= Stated exercise =
Would you return all of this data exactly, leaving nothing out?

= Dataset content =
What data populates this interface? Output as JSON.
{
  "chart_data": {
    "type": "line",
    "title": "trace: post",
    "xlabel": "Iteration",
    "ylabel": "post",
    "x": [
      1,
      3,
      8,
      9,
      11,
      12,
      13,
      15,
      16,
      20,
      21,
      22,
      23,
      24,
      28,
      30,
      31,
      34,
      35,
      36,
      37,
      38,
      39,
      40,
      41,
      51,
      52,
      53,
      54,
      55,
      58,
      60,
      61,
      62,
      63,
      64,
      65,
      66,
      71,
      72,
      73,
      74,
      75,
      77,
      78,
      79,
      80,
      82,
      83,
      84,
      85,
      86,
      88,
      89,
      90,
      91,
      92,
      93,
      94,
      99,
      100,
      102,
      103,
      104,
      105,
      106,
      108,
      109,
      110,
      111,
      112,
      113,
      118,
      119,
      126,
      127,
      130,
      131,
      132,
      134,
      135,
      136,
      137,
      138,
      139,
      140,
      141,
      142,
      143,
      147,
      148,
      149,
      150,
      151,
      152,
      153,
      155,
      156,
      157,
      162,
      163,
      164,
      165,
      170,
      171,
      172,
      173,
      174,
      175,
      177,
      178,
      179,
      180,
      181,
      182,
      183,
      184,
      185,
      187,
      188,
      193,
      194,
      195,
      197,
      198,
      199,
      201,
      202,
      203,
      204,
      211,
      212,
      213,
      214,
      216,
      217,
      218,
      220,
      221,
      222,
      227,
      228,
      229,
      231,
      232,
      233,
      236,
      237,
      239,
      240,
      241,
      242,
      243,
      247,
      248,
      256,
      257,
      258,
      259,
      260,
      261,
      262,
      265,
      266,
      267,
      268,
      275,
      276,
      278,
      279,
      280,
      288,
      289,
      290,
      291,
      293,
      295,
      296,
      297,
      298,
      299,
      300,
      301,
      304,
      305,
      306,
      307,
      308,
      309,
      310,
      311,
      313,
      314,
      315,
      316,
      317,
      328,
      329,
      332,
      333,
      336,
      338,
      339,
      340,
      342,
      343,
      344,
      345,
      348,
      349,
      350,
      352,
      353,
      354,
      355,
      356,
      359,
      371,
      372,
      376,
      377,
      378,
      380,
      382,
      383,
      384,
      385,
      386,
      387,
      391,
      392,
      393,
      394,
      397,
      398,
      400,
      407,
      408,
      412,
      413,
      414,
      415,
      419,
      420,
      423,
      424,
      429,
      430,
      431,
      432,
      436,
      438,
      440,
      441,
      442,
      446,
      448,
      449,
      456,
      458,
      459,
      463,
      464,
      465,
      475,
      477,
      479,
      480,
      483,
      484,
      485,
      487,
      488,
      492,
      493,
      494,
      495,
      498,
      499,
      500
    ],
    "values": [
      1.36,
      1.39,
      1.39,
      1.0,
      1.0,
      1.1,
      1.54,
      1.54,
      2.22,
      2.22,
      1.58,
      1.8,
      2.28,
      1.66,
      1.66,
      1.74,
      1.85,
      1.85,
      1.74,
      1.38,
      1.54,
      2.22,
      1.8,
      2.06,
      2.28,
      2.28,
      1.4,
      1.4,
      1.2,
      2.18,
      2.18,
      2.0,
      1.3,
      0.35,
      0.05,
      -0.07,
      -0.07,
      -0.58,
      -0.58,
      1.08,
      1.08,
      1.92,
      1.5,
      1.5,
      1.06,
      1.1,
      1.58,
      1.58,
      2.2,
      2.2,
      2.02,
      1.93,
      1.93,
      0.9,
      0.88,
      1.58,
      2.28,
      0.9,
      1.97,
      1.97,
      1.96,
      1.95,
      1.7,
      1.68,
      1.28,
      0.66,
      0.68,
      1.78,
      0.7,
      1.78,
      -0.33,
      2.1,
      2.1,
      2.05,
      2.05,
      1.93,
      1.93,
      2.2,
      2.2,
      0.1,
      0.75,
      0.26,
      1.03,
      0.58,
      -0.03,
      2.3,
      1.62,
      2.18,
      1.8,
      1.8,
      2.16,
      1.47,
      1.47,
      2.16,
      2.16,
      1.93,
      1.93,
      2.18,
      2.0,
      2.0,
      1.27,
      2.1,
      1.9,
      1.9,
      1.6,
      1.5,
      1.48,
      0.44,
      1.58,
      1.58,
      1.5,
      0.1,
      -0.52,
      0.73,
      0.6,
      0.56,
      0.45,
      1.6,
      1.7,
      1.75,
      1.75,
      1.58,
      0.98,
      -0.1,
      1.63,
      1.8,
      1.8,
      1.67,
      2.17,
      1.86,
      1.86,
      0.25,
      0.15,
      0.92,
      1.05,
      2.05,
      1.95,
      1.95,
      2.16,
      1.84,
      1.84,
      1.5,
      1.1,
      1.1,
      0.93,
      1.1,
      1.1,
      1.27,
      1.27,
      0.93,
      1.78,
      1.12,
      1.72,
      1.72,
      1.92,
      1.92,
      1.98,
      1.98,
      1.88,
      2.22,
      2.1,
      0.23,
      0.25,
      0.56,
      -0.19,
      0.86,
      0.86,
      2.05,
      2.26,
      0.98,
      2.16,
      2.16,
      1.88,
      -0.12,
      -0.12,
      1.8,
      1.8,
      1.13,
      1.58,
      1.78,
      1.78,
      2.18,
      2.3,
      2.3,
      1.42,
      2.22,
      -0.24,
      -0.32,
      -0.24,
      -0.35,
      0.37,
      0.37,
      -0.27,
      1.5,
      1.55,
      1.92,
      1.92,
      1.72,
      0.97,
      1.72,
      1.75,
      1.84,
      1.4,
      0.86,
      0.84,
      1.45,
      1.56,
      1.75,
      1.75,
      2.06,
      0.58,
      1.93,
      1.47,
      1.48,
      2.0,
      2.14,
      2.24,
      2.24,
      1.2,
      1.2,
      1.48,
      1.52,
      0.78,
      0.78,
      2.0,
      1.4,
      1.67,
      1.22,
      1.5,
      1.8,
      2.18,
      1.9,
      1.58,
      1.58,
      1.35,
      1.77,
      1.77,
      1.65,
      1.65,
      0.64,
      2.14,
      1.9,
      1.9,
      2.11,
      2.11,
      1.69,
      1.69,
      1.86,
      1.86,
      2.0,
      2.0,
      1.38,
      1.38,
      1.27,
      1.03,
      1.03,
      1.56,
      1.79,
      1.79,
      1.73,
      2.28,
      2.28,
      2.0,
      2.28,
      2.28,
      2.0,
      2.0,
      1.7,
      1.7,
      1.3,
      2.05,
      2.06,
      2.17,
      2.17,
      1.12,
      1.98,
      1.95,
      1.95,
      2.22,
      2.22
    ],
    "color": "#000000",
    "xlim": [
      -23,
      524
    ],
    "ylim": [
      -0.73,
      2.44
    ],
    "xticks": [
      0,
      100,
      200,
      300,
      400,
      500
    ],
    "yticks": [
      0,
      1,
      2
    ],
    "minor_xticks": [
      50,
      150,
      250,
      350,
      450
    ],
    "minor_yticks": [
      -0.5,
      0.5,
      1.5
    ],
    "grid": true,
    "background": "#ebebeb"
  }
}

= Response to the task =
What data populates this interface? Output as JSON.
{
  "chart_data": {
    "type": "line",
    "title": "trace: post",
    "xlabel": "Iteration",
    "ylabel": "post",
    "x": [
      1,
      3,
      8,
      9,
      11,
      12,
      13,
      15,
      16,
      20,
      21,
      22,
      23,
      24,
      28,
      30,
      31,
      34,
      35,
      36,
      37,
      38,
      39,
      40,
      41,
      51,
      52,
      53,
      54,
      55,
      58,
      60,
      61,
      62,
      63,
      64,
      65,
      66,
      71,
      72,
      73,
      74,
      75,
      77,
      78,
      79,
      80,
      82,
      83,
      84,
      85,
      86,
      88,
      89,
      90,
      91,
      92,
      93,
      94,
      99,
      100,
      102,
      103,
      104,
      105,
      106,
      108,
      109,
      110,
      111,
      112,
      113,
      118,
      119,
      126,
      127,
      130,
      131,
      132,
      134,
      135,
      136,
      137,
      138,
      139,
      140,
      141,
      142,
      143,
      147,
      148,
      149,
      150,
      151,
      152,
      153,
      155,
      156,
      157,
      162,
      163,
      164,
      165,
      170,
      171,
      172,
      173,
      174,
      175,
      177,
      178,
      179,
      180,
      181,
      182,
      183,
      184,
      185,
      187,
      188,
      193,
      194,
      195,
      197,
      198,
      199,
      201,
      202,
      203,
      204,
      211,
      212,
      213,
      214,
      216,
      217,
      218,
      220,
      221,
      222,
      227,
      228,
      229,
      231,
      232,
      233,
      236,
      237,
      239,
      240,
      241,
      242,
      243,
      247,
      248,
      256,
      257,
      258,
      259,
      260,
      261,
      262,
      265,
      266,
      267,
      268,
      275,
      276,
      278,
      279,
      280,
      288,
      289,
      290,
      291,
      293,
      295,
      296,
      297,
      298,
      299,
      300,
      301,
      304,
      305,
      306,
      307,
      308,
      309,
      310,
      311,
      313,
      314,
      315,
      316,
      317,
      328,
      329,
      332,
      333,
      336,
      338,
      339,
      340,
      342,
      343,
      344,
      345,
      348,
      349,
      350,
      352,
      353,
      354,
      355,
      356,
      359,
      371,
      372,
      376,
      377,
      378,
      380,
      382,
      383,
      384,
      385,
      386,
      387,
      391,
      392,
      393,
      394,
      397,
      398,
      400,
      407,
      408,
      412,
      413,
      414,
      415,
      419,
      420,
      423,
      424,
      429,
      430,
      431,
      432,
      436,
      438,
      440,
      441,
      442,
      446,
      448,
      449,
      456,
      458,
      459,
      463,
      464,
      465,
      475,
      477,
      479,
      480,
      483,
      484,
      485,
      487,
      488,
      492,
      493,
      494,
      495,
      498,
      499,
      500
    ],
    "values": [
      1.36,
      1.39,
      1.39,
      1.0,
      1.0,
      1.1,
      1.54,
      1.54,
      2.22,
      2.22,
      1.58,
      1.8,
      2.28,
      1.66,
      1.66,
      1.74,
      1.85,
      1.85,
      1.74,
      1.38,
      1.54,
      2.22,
      1.8,
      2.06,
      2.28,
      2.28,
      1.4,
      1.4,
      1.2,
      2.18,
      2.18,
      2.0,
      1.3,
      0.35,
      0.05,
      -0.07,
      -0.07,
      -0.58,
      -0.58,
      1.08,
      1.08,
      1.92,
      1.5,
      1.5,
      1.06,
      1.1,
      1.58,
      1.58,
      2.2,
      2.2,
      2.02,
      1.93,
      1.93,
      0.9,
      0.88,
      1.58,
      2.28,
      0.9,
      1.97,
      1.97,
      1.96,
      1.95,
      1.7,
      1.68,
      1.28,
      0.66,
      0.68,
      1.78,
      0.7,
      1.78,
      -0.33,
      2.1,
      2.1,
      2.05,
      2.05,
      1.93,
      1.93,
      2.2,
      2.2,
      0.1,
      0.75,
      0.26,
      1.03,
      0.58,
      -0.03,
      2.3,
      1.62,
      2.18,
      1.8,
      1.8,
      2.16,
      1.47,
      1.47,
      2.16,
      2.16,
      1.93,
      1.93,
      2.18,
      2.0,
      2.0,
      1.27,
      2.1,
      1.9,
      1.9,
      1.6,
      1.5,
      1.48,
      0.44,
      1.58,
      1.58,
      1.5,
      0.1,
      -0.52,
      0.73,
      0.6,
      0.56,
      0.45,
      1.6,
      1.7,
      1.75,
      1.75,
      1.58,
      0.98,
      -0.1,
      1.63,
      1.8,
      1.8,
      1.67,
      2.17,
      1.86,
      1.86,
      0.25,
      0.15,
      0.92,
      1.05,
      2.05,
      1.95,
      1.95,
      2.16,
      1.84,
      1.84,
      1.5,
      1.1,
      1.1,
      0.93,
      1.1,
      1.1,
      1.27,
      1.27,
      0.93,
      1.78,
      1.12,
      1.72,
      1.72,
      1.92,
      1.92,
      1.98,
      1.98,
      1.88,
      2.22,
      2.1,
      0.23,
      0.25,
      0.56,
      -0.19,
      0.86,
      0.86,
      2.05,
      2.26,
      0.98,
      2.16,
      2.16,
      1.88,
      -0.12,
      -0.12,
      1.8,
      1.8,
      1.13,
      1.58,
      1.78,
      1.78,
      2.18,
      2.3,
      2.3,
      1.42,
      2.22,
      -0.24,
      -0.32,
      -0.24,
      -0.35,
      0.37,
      0.37,
      -0.27,
      1.5,
      1.55,
      1.92,
      1.92,
      1.72,
      0.97,
      1.72,
      1.75,
      1.84,
      1.4,
      0.86,
      0.84,
      1.45,
      1.56,
      1.75,
      1.75,
      2.06,
      0.58,
      1.93,
      1.47,
      1.48,
      2.0,
      2.14,
      2.24,
      2.24,
      1.2,
      1.2,
      1.48,
      1.52,
      0.78,
      0.78,
      2.0,
      1.4,
      1.67,
      1.22,
      1.5,
      1.8,
      2.18,
      1.9,
      1.58,
      1.58,
      1.35,
      1.77,
      1.77,
      1.65,
      1.65,
      0.64,
      2.14,
      1.9,
      1.9,
      2.11,
      2.11,
      1.69,
      1.69,
      1.86,
      1.86,
      2.0,
      2.0,
      1.38,
      1.38,
      1.27,
      1.03,
      1.03,
      1.56,
      1.79,
      1.79,
      1.73,
      2.28,
      2.28,
      2.0,
      2.28,
      2.28,
      2.0,
      2.0,
      1.7,
      1.7,
      1.3,
      2.05,
      2.06,
      2.17,
      2.17,
      1.12,
      1.98,
      1.95,
      1.95,
      2.22,
      2.22
    ],
    "color": "#000000",
    "xlim": [
      -23,
      524
    ],
    "ylim": [
      -0.73,
      2.44
    ],
    "xticks": [
      0,
      100,
      200,
      300,
      400,
      500
    ],
    "yticks": [
      0,
      1,
      2
    ],
    "minor_xticks": [
      50,
      150,
      250,
      350,
      450
    ],
    "minor_yticks": [
      -0.5,
      0.5,
      1.5
    ],
    "grid": true,
    "background": "#ebebeb"
  }
}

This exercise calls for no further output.